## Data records
□ □ □ □ □ □ □

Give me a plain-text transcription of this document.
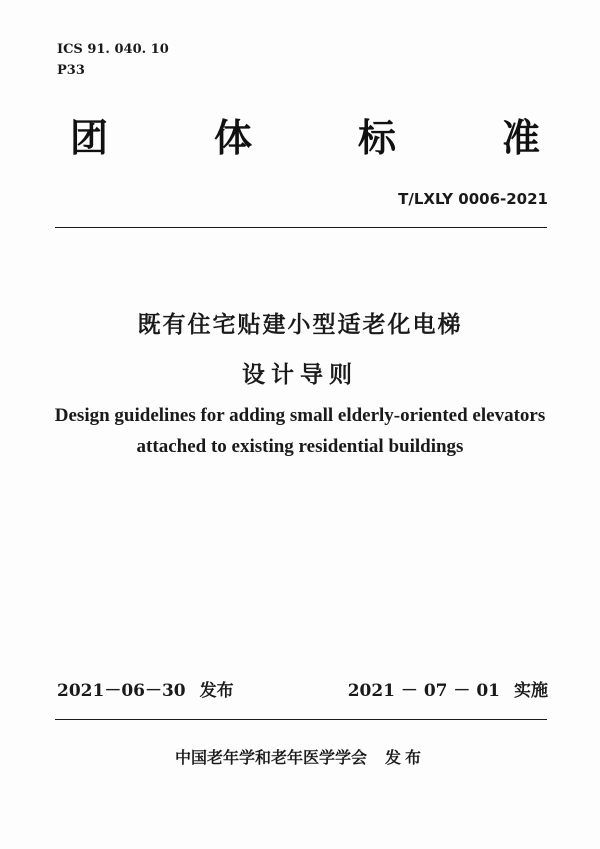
ICS 91. 040. 10
P33
团	体	标	准
T/LXLY 0006-2021
既有住宅贴建小型适老化电梯
设计导则
Design guidelines for adding small elderly-oriented elevators
attached to existing residential buildings
2021－06－30 发布	2021 － 07 － 01 实施
中国老年学和老年医学学会 发布
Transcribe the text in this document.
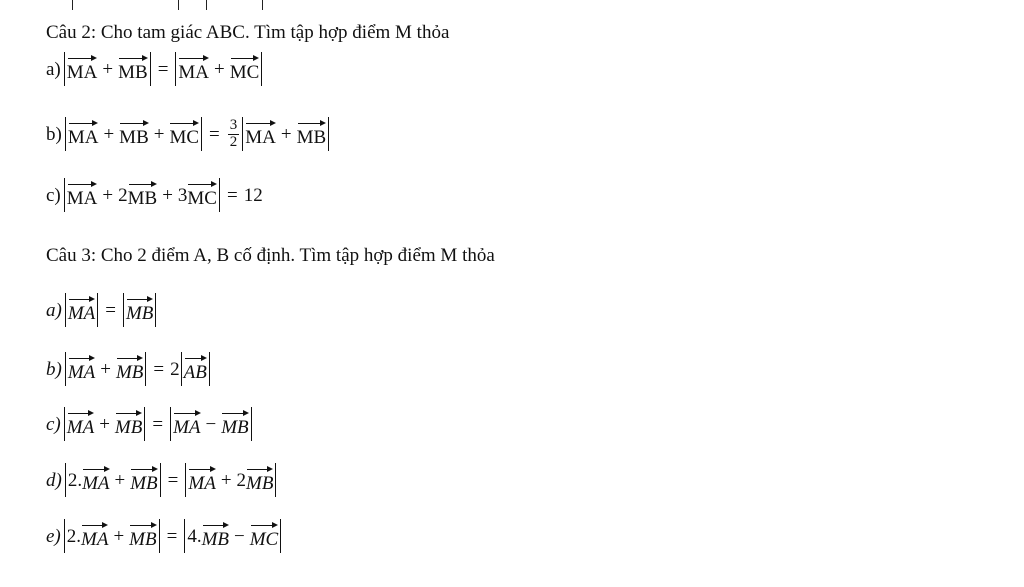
Câu 2: Cho tam giác ABC. Tìm tập hợp điểm M thỏa
a) MA + MB = MA + MC
b) MA + MB + MC = $\frac{3}{2}$ MA + MB
c) MA + 2 MB + 3 MC = 12
Câu 3: Cho 2 điểm A, B cố định. Tìm tập hợp điểm M thỏa
a) MA = MB
b) MA + MB = 2 AB
c) MA + MB = MA − MB
d) 2. MA + MB = MA + 2 MB
e) 2. MA + MB = 4. MB − MC
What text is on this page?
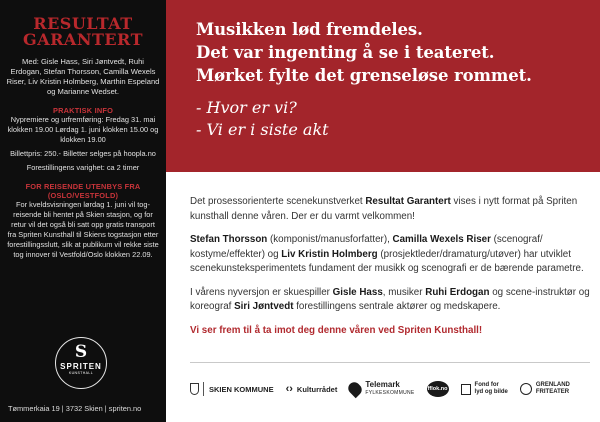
RESULTAT
GARANTERT
Med: Gisle Hass, Siri Jøntvedt, Ruhi Erdogan, Stefan Thorsson, Camilla Wexels Riser, Liv Kristin Holmberg, Marthin Espeland og Marianne Wedset.
PRAKTISK INFO
Nypremiere og urfremføring: Fredag 31. mai klokken 19.00 Lørdag 1. juni klokken 15.00 og klokken 19.00
Billettpris: 250.- Billetter selges på hoopla.no
Forestillingens varighet: ca 2 timer
FOR REISENDE UTENBYS FRA (OSLO/VESTFOLD)
For kveldsvisningen lørdag 1. juni vil tog-reisende bli hentet på Skien stasjon, og for retur vil det også bli satt opp gratis transport fra Spriten Kunsthall til Skiens togstasjon etter forestillingsslutt, slik at publikum vil rekke siste tog innover til Vestfold/Oslo klokken 22.09.
S
SPRITEN
KUNSTHALL
Tømmerkaia 19 | 3732 Skien | spriten.no
Musikken lød fremdeles.
Det var ingenting å se i teateret.
Mørket fylte det grenseløse rommet.
- Hvor er vi?
- Vi er i siste akt
Det prosessorienterte scenekunstverket Resultat Garantert vises i nytt format på Spriten kunsthall denne våren. Der er du varmt velkommen!
Stefan Thorsson (komponist/manusforfatter), Camilla Wexels Riser (scenograf/ kostyme/effekter) og Liv Kristin Holmberg (prosjektleder/dramaturg/utøver) har utviklet scenekunsteksperimentets fundament der musikk og scenografi er de bærende parametre.
I vårens nyversjon er skuespiller Gisle Hass, musiker Ruhi Erdogan og scene-instruktør og koreograf Siri Jøntvedt forestillingens sentrale aktører og medskapere.
Vi ser frem til å ta imot deg denne våren ved Spriten Kunsthall!
SKIEN KOMMUNE ‹› Kulturrådet	Telemark
FYLKESKOMMUNE
fflok.no
Fond for
lyd og bilde
GRENLAND
FRITEATER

□ □ □ □ □ □ □

## Work to do
Above are records to transcribe exactly; leave their pictures out.

## Exercise output
Give me a plain-text transcription of this document.
ICS 91. 040. 10
P33
团	体	标	准
T/LXLY 0006-2021
既有住宅贴建小型适老化电梯
设计导则
Design guidelines for adding small elderly-oriented elevators
attached to existing residential buildings
2021－06－30 发布	2021 － 07 － 01 实施
中国老年学和老年医学学会 发布
Transcribe the text in this document.
Câu 2: Cho tam giác ABC. Tìm tập hợp điểm M thỏa
a) MA + MB = MA + MC
b) MA + MB + MC = $\frac{3}{2}$ MA + MB
c) MA + 2 MB + 3 MC = 12
Câu 3: Cho 2 điểm A, B cố định. Tìm tập hợp điểm M thỏa
a) MA = MB
b) MA + MB = 2 AB
c) MA + MB = MA − MB
d) 2. MA + MB = MA + 2 MB
e) 2. MA + MB = 4. MB − MC
What text is on this page?
RESULTAT
GARANTERT
Med: Gisle Hass, Siri Jøntvedt, Ruhi Erdogan, Stefan Thorsson, Camilla Wexels Riser, Liv Kristin Holmberg, Marthin Espeland og Marianne Wedset.
PRAKTISK INFO
Nypremiere og urfremføring: Fredag 31. mai klokken 19.00 Lørdag 1. juni klokken 15.00 og klokken 19.00
Billettpris: 250.- Billetter selges på hoopla.no
Forestillingens varighet: ca 2 timer
FOR REISENDE UTENBYS FRA (OSLO/VESTFOLD)
For kveldsvisningen lørdag 1. juni vil tog-reisende bli hentet på Skien stasjon, og for retur vil det også bli satt opp gratis transport fra Spriten Kunsthall til Skiens togstasjon etter forestillingsslutt, slik at publikum vil rekke siste tog innover til Vestfold/Oslo klokken 22.09.
S
SPRITEN
KUNSTHALL
Tømmerkaia 19 | 3732 Skien | spriten.no
Musikken lød fremdeles.
Det var ingenting å se i teateret.
Mørket fylte det grenseløse rommet.
- Hvor er vi?
- Vi er i siste akt
Det prosessorienterte scenekunstverket Resultat Garantert vises i nytt format på Spriten kunsthall denne våren. Der er du varmt velkommen!
Stefan Thorsson (komponist/manusforfatter), Camilla Wexels Riser (scenograf/ kostyme/effekter) og Liv Kristin Holmberg (prosjektleder/dramaturg/utøver) har utviklet scenekunsteksperimentets fundament der musikk og scenografi er de bærende parametre.
I vårens nyversjon er skuespiller Gisle Hass, musiker Ruhi Erdogan og scene-instruktør og koreograf Siri Jøntvedt forestillingens sentrale aktører og medskapere.
Vi ser frem til å ta imot deg denne våren ved Spriten Kunsthall!
SKIEN KOMMUNE ‹› Kulturrådet	Telemark
FYLKESKOMMUNE
fflok.no
Fond for
lyd og bilde
GRENLAND
FRITEATER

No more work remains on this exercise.